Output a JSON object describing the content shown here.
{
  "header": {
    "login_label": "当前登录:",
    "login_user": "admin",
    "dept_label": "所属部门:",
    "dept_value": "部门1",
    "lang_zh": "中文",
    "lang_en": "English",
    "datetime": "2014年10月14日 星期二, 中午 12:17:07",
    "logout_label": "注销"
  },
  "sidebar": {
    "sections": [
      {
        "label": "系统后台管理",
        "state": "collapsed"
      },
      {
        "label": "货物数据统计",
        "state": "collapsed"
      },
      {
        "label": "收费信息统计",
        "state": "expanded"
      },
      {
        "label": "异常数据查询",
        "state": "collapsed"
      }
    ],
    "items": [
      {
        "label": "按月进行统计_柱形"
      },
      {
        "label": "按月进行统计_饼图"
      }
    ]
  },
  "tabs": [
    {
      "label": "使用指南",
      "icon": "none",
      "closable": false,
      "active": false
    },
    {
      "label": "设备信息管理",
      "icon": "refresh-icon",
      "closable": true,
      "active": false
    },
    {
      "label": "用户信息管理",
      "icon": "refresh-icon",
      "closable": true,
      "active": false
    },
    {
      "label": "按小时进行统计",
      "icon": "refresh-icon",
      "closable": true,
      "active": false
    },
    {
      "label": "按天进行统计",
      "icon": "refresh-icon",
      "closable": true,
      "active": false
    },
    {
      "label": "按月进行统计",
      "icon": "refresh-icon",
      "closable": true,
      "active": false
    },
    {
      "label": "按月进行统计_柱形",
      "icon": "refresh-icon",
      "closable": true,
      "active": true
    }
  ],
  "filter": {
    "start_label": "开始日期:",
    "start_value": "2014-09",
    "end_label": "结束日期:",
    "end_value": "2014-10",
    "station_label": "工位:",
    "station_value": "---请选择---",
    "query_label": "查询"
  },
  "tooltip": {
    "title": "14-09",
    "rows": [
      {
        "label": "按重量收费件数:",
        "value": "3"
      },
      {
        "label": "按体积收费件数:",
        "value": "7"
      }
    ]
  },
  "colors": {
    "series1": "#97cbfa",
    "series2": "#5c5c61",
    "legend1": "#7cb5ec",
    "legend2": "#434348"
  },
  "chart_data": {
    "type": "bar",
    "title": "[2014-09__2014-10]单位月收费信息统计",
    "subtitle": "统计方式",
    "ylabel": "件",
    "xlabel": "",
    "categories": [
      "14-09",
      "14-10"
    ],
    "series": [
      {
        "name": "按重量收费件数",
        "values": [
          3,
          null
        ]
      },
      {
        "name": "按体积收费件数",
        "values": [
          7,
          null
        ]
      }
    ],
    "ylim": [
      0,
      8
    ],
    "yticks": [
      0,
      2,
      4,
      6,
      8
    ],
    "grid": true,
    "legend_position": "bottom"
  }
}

◆ **EXERCISE AIM**: Print the material once more, exactly.

◆ **RESULT**:
Output a JSON object describing the content shown here.
{
  "header": {
    "login_label": "当前登录:",
    "login_user": "admin",
    "dept_label": "所属部门:",
    "dept_value": "部门1",
    "lang_zh": "中文",
    "lang_en": "English",
    "datetime": "2014年10月14日 星期二, 中午 12:17:07",
    "logout_label": "注销"
  },
  "sidebar": {
    "sections": [
      {
        "label": "系统后台管理",
        "state": "collapsed"
      },
      {
        "label": "货物数据统计",
        "state": "collapsed"
      },
      {
        "label": "收费信息统计",
        "state": "expanded"
      },
      {
        "label": "异常数据查询",
        "state": "collapsed"
      }
    ],
    "items": [
      {
        "label": "按月进行统计_柱形"
      },
      {
        "label": "按月进行统计_饼图"
      }
    ]
  },
  "tabs": [
    {
      "label": "使用指南",
      "icon": "none",
      "closable": false,
      "active": false
    },
    {
      "label": "设备信息管理",
      "icon": "refresh-icon",
      "closable": true,
      "active": false
    },
    {
      "label": "用户信息管理",
      "icon": "refresh-icon",
      "closable": true,
      "active": false
    },
    {
      "label": "按小时进行统计",
      "icon": "refresh-icon",
      "closable": true,
      "active": false
    },
    {
      "label": "按天进行统计",
      "icon": "refresh-icon",
      "closable": true,
      "active": false
    },
    {
      "label": "按月进行统计",
      "icon": "refresh-icon",
      "closable": true,
      "active": false
    },
    {
      "label": "按月进行统计_柱形",
      "icon": "refresh-icon",
      "closable": true,
      "active": true
    }
  ],
  "filter": {
    "start_label": "开始日期:",
    "start_value": "2014-09",
    "end_label": "结束日期:",
    "end_value": "2014-10",
    "station_label": "工位:",
    "station_value": "---请选择---",
    "query_label": "查询"
  },
  "tooltip": {
    "title": "14-09",
    "rows": [
      {
        "label": "按重量收费件数:",
        "value": "3"
      },
      {
        "label": "按体积收费件数:",
        "value": "7"
      }
    ]
  },
  "colors": {
    "series1": "#97cbfa",
    "series2": "#5c5c61",
    "legend1": "#7cb5ec",
    "legend2": "#434348"
  },
  "chart_data": {
    "type": "bar",
    "title": "[2014-09__2014-10]单位月收费信息统计",
    "subtitle": "统计方式",
    "ylabel": "件",
    "xlabel": "",
    "categories": [
      "14-09",
      "14-10"
    ],
    "series": [
      {
        "name": "按重量收费件数",
        "values": [
          3,
          null
        ]
      },
      {
        "name": "按体积收费件数",
        "values": [
          7,
          null
        ]
      }
    ],
    "ylim": [
      0,
      8
    ],
    "yticks": [
      0,
      2,
      4,
      6,
      8
    ],
    "grid": true,
    "legend_position": "bottom"
  }
}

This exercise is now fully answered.